### Goal
Only the number is wanted: tally the lines below that contain the word "diagnostic".

### Records provided
BEGIN
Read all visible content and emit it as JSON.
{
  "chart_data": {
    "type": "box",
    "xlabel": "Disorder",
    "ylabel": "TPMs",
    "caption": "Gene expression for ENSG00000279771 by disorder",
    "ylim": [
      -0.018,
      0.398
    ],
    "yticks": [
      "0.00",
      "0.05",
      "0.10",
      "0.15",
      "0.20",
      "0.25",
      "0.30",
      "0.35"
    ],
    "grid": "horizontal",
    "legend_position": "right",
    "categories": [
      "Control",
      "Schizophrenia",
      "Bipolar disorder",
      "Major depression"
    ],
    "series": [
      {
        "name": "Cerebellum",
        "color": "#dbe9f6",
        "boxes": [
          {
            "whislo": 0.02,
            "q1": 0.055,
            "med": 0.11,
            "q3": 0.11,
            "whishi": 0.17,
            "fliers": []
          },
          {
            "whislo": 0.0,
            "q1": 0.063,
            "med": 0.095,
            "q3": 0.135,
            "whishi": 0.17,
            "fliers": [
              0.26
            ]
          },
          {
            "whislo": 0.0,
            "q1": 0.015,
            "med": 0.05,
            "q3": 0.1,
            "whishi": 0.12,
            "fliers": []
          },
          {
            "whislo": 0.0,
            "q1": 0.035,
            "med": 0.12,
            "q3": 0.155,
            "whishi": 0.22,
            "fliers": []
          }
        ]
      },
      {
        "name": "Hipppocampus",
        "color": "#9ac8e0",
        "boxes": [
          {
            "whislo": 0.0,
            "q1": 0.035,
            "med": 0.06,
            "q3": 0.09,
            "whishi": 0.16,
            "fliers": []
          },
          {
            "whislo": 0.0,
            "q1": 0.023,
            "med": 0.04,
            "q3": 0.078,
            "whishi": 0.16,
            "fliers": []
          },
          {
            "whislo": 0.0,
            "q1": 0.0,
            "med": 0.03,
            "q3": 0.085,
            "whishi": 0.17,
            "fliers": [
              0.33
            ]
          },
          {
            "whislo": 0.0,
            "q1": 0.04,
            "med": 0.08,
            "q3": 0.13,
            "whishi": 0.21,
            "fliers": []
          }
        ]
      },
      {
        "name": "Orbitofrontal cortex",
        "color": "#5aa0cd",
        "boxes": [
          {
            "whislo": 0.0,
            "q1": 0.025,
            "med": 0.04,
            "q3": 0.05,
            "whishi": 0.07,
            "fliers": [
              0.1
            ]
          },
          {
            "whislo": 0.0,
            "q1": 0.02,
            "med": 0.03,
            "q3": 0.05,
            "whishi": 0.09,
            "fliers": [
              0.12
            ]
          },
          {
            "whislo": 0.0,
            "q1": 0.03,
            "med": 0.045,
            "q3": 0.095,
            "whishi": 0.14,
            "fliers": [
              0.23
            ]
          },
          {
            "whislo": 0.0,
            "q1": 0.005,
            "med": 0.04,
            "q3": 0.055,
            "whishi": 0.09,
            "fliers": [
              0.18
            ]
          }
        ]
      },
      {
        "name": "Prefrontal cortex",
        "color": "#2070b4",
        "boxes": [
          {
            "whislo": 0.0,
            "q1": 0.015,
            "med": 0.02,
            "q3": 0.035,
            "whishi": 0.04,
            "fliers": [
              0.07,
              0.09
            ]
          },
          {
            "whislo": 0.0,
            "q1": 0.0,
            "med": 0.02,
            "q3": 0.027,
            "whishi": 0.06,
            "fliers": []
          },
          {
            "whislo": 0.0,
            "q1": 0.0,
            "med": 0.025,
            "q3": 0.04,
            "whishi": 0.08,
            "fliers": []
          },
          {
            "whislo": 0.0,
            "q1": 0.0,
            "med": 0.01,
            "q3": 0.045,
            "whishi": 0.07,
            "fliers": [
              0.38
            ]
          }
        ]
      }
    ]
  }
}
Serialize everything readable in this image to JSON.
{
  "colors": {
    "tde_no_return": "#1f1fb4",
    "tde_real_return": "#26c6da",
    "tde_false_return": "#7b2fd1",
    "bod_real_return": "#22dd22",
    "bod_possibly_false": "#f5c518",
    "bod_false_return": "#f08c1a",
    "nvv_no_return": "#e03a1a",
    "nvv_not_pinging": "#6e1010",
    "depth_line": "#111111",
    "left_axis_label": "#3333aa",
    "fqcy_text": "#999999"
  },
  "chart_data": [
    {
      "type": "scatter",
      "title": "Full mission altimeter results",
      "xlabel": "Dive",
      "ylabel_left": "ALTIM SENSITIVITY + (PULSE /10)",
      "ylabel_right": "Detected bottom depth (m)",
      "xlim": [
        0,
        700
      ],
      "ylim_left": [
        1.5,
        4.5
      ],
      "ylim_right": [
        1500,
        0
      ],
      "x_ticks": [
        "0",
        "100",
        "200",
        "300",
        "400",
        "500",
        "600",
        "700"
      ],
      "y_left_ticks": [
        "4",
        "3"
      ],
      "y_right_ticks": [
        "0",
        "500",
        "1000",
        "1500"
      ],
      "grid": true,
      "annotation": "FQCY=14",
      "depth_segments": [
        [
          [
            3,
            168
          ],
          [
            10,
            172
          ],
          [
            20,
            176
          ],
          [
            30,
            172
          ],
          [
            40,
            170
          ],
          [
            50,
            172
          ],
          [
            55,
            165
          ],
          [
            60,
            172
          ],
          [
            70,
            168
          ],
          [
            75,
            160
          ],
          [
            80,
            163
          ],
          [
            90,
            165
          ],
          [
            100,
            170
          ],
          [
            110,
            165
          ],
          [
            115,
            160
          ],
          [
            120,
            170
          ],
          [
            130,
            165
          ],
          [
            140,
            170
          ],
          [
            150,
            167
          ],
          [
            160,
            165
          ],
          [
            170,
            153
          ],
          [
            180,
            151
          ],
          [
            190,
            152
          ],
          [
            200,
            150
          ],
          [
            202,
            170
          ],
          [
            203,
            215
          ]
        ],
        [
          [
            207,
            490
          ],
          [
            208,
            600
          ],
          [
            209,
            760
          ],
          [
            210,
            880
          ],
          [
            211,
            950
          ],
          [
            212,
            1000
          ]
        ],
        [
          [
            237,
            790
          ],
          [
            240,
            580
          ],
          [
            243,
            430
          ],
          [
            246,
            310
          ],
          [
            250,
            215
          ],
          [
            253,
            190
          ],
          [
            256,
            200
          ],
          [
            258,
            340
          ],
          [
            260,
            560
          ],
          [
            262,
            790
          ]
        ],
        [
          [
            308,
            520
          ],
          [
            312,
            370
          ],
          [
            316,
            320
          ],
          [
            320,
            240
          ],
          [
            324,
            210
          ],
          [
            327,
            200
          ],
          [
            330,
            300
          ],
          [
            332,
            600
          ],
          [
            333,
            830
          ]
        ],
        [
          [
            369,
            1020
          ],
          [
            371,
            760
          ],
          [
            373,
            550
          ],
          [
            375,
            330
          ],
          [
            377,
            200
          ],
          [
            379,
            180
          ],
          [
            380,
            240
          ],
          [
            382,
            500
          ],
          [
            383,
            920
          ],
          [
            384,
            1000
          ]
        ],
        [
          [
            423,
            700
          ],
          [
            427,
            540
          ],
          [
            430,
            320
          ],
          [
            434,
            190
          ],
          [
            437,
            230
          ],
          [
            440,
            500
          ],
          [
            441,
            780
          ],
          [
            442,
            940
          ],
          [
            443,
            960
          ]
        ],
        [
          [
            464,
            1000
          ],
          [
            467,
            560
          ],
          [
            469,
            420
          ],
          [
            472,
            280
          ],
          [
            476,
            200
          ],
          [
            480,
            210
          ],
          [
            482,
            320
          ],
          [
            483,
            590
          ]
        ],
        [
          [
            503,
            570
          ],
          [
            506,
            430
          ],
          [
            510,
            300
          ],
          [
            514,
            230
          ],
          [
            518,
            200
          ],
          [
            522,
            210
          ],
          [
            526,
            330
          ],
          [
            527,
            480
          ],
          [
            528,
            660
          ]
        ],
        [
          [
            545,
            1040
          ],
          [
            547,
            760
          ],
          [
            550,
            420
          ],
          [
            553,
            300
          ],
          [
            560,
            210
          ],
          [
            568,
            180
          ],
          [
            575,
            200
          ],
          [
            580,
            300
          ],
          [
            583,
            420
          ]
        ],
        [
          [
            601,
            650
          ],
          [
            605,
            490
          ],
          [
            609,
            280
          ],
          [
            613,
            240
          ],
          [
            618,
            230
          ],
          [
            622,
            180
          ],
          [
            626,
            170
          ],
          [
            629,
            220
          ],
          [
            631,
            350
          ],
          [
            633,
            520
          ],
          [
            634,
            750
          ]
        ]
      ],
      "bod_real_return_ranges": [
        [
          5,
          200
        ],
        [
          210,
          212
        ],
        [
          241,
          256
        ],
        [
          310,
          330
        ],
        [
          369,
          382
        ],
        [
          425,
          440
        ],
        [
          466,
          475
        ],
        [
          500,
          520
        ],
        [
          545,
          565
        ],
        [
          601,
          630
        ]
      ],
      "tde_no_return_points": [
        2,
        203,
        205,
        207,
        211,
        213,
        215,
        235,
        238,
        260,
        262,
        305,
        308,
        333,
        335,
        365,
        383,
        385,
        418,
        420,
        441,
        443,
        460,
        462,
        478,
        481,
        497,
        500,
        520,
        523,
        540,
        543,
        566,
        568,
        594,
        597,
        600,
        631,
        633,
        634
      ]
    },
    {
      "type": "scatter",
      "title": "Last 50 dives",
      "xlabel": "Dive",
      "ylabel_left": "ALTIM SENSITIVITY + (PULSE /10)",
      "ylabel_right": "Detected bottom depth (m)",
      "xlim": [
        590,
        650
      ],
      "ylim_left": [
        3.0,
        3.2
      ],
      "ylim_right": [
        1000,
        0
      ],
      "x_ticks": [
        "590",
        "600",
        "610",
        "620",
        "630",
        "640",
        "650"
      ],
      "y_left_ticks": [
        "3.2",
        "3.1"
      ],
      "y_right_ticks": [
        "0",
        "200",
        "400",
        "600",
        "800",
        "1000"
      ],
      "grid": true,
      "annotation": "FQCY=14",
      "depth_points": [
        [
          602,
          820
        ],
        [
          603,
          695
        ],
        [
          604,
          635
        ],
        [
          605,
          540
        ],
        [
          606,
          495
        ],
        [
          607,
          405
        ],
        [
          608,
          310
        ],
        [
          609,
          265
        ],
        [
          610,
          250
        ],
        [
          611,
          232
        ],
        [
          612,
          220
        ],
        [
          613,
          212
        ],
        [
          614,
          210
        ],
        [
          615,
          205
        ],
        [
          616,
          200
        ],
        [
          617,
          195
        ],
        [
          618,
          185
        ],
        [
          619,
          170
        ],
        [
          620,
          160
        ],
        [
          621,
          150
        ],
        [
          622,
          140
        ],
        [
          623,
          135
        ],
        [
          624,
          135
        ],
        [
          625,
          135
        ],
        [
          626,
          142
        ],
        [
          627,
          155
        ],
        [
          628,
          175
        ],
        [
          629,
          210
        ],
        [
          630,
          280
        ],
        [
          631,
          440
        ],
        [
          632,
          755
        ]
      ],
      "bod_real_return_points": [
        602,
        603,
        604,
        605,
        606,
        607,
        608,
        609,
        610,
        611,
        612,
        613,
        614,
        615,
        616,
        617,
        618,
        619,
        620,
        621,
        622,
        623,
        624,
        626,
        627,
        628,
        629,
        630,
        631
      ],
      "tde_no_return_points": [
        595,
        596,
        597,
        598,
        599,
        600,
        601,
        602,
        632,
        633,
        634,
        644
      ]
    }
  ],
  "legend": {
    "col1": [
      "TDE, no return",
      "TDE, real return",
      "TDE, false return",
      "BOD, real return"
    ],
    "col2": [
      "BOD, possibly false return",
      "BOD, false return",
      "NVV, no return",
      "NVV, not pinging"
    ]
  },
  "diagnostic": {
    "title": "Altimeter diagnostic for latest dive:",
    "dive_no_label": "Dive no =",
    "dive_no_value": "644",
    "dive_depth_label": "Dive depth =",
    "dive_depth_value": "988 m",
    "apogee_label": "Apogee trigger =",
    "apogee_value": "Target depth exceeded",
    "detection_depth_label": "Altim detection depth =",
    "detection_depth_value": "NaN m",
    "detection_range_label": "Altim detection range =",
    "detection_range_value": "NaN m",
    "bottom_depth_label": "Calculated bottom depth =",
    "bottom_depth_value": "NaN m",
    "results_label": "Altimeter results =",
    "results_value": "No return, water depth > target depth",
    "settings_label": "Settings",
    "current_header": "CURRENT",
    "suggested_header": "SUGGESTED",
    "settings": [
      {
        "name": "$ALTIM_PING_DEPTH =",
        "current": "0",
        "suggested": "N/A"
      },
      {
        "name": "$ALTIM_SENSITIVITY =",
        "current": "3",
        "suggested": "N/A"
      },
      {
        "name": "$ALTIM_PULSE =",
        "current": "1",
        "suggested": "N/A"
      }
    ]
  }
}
END
### Completed task
2